To be done
From the listing below, extract every line containing "eftir".

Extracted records
◆ ◆ ◆ ◆ ◆
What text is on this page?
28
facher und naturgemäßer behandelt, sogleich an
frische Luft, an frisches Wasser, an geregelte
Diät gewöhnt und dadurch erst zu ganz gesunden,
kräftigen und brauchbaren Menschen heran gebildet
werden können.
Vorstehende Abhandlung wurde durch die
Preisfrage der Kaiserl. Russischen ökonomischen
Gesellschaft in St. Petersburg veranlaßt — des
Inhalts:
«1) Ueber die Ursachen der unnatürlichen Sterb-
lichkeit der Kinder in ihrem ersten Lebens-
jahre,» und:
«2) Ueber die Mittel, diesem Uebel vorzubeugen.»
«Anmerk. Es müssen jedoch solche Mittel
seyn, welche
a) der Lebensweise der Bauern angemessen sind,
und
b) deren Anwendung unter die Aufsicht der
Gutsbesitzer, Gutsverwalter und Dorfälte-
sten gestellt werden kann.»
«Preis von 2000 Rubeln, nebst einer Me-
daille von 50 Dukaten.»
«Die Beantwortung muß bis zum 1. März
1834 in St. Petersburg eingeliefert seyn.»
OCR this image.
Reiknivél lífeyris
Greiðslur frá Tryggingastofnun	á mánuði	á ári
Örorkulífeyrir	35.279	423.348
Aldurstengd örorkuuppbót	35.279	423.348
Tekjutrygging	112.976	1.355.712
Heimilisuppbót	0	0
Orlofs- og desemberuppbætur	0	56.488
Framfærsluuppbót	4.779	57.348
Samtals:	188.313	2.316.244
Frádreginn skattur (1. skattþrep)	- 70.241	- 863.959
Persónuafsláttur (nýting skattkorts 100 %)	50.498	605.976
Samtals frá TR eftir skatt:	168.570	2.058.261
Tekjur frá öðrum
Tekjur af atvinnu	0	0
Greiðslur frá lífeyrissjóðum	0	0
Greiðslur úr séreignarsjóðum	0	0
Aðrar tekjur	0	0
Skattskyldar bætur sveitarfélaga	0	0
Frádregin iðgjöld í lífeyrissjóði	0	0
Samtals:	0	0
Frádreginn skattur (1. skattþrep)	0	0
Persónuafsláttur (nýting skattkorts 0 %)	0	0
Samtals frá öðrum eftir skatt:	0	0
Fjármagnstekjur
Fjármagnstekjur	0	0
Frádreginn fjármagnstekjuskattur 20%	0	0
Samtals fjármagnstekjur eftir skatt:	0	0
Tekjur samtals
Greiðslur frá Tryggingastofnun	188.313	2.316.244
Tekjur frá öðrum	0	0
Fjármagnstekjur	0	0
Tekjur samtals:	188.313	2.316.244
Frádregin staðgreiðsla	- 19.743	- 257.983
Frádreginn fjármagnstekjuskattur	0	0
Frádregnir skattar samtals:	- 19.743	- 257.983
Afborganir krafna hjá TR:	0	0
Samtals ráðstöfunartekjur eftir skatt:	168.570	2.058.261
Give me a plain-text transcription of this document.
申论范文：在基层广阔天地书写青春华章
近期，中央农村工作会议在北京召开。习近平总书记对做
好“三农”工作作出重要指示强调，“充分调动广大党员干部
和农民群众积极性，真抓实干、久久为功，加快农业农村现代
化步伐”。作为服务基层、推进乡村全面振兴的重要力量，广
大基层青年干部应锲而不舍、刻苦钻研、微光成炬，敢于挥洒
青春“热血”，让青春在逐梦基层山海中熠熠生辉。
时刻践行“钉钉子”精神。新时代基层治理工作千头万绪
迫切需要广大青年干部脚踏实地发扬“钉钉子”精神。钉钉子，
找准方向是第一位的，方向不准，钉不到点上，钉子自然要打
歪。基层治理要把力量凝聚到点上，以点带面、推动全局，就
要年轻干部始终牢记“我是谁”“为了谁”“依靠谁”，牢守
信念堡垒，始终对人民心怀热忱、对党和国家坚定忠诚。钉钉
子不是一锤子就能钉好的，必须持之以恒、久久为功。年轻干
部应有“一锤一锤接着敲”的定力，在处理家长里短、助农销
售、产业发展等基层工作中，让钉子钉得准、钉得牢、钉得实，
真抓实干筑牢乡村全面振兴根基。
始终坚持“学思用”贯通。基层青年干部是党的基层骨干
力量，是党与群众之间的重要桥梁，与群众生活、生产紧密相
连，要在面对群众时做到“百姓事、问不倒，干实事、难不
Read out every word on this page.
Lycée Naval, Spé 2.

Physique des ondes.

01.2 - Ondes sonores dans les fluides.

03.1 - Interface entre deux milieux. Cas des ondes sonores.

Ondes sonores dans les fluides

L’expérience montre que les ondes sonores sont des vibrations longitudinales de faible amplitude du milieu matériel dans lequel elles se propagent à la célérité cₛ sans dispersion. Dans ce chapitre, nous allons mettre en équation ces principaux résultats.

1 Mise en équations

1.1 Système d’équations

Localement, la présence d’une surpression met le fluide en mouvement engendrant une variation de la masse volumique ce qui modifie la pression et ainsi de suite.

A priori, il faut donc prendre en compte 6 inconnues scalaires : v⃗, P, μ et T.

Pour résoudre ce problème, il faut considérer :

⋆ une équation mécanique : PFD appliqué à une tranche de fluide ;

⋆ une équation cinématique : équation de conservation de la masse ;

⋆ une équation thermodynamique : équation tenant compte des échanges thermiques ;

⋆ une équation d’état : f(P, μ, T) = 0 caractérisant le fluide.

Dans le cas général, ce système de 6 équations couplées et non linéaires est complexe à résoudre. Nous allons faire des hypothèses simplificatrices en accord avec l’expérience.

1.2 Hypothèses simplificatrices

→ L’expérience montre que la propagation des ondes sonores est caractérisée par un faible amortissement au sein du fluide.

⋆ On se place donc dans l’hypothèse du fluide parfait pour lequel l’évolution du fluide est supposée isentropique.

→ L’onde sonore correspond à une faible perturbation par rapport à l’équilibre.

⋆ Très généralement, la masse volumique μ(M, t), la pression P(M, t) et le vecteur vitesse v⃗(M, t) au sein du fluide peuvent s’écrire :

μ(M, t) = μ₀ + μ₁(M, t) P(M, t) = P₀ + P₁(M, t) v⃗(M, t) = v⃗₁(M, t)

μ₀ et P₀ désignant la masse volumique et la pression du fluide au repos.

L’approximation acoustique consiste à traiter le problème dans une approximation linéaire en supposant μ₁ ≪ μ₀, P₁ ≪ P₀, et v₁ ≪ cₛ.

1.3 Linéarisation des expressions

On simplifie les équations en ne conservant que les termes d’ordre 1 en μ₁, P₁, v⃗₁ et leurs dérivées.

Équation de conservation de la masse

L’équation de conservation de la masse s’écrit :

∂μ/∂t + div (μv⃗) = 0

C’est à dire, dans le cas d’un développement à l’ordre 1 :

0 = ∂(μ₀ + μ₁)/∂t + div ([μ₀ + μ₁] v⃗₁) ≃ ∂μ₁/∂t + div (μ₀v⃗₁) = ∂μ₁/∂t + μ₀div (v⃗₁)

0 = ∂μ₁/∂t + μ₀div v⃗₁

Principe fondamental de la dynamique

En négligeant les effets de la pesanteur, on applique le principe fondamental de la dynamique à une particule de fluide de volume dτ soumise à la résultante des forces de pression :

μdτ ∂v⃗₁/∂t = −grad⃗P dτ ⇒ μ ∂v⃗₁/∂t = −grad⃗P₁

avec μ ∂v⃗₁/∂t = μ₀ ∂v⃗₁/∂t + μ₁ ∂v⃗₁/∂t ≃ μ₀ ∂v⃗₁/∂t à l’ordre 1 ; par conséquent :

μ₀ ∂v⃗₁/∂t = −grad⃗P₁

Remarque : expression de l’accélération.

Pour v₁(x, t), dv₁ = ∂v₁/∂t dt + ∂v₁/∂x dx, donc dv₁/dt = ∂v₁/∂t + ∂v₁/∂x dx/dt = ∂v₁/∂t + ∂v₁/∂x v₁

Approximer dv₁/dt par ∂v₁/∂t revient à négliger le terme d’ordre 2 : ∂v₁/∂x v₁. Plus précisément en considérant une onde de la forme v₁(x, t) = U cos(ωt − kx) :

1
◆ ◆ ◆ ◆ ◆
Exercise output
Samtals frá TR eftir skatt:	168.570	2.058.261
Samtals frá öðrum eftir skatt:	0	0
Samtals fjármagnstekjur eftir skatt:	0	0
Samtals ráðstöfunartekjur eftir skatt:	168.570	2.058.261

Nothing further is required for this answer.